Ihre Aufgabe:
Ersetzen Sie im Forumsbeitrag zu EtherCAT das Wort "Steuerung" durch "SPS" und geben Sie den Abschnitt beginnend bei "## olitheis (19" und endend bei "Profibus oder Interbus...oder???" wieder.

Dokumentabschnitt:
****************

# EtherCAT zusammen mit Modbus TCP bzw. EtherNet/IP?



## olitheis (19 Juni 2008)

Hallo,
wir möchten eine Beckhoff Steuerung mit EtherCAT einsetzen. Dazu hätte ich momentan drei Fragen:
1. Wir verwenden Antriebe von z.B. SSD Drives. Und jetzt möchte ich vorzugsweise die Antriebe in den Bus (z.Zt. nur BK1120) mit einbeziehen. Eine EtherCAT Schnittstelle gibt es bei den Antrieben noch nicht. Kann ich auch andere Protokolle in die Steuerung einbeziehen, wie z.B. ModbusTCP oder Profibus oder Interbus...oder???
2. Für die ETherCAT Verdrahtung zu den einzelnen Kopplern, kann man hier "normale" Ethernet Switches verwenden, oder muss eine gewisse Topologie mit EtherCAT Geräten eingehalten werden?

****************

Extrahierte Daten:
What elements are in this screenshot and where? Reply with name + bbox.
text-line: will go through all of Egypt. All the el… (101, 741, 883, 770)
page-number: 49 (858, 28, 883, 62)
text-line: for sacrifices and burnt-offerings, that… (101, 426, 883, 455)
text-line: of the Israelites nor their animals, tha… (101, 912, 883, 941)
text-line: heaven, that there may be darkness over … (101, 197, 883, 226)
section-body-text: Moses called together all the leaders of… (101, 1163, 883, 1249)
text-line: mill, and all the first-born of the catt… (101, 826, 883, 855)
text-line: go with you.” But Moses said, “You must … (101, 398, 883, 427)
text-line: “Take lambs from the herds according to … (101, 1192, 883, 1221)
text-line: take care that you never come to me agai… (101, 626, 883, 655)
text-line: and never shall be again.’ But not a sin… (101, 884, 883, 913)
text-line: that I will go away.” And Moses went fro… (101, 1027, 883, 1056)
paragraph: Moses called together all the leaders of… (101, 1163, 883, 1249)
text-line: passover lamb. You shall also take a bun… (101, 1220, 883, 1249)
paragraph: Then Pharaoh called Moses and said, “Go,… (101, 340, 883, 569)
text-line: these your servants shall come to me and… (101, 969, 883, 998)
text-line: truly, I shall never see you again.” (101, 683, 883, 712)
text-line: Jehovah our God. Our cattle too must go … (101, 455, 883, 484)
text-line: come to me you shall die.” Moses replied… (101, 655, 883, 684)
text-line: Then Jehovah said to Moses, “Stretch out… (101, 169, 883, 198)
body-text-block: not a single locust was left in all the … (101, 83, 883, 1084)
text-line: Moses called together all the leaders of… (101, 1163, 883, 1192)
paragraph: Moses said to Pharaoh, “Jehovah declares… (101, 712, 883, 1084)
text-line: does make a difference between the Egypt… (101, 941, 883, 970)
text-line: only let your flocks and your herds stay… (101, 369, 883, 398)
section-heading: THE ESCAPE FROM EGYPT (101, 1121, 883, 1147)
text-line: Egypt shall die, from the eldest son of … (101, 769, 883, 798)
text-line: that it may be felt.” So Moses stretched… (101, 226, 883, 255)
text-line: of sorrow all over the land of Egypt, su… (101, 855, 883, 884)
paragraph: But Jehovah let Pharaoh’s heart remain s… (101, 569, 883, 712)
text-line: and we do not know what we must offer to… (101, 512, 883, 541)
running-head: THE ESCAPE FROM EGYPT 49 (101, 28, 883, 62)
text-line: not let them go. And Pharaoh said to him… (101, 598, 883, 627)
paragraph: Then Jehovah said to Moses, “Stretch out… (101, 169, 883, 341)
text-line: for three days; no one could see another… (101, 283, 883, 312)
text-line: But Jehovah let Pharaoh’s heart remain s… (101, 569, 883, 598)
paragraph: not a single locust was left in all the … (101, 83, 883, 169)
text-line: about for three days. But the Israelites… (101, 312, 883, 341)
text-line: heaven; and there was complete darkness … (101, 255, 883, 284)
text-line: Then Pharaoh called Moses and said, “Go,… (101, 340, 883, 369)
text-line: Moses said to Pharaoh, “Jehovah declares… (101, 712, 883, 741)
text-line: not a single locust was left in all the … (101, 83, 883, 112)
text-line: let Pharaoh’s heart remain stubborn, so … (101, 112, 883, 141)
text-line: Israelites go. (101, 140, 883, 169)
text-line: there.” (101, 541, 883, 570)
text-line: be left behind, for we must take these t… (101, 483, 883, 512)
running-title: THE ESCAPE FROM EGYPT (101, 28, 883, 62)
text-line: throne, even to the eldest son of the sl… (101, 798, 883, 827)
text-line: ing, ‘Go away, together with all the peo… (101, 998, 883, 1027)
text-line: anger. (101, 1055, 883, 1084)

****************

Lösung der Übung:
## olitheis (19 Juni 2008)

Hallo,
wir möchten eine Beckhoff SPS mit EtherCAT einsetzen. Dazu hätte ich momentan drei Fragen:
1. Wir verwenden Antriebe von z.B. SSD Drives. Und jetzt möchte ich vorzugsweise die Antriebe in den Bus (z.Zt. nur BK1120) mit einbeziehen. Eine EtherCAT Schnittstelle gibt es bei den Antrieben noch nicht. Kann ich auch andere Protokolle in die SPS einbeziehen, wie z.B. ModbusTCP oder Profibus oder Interbus...oder???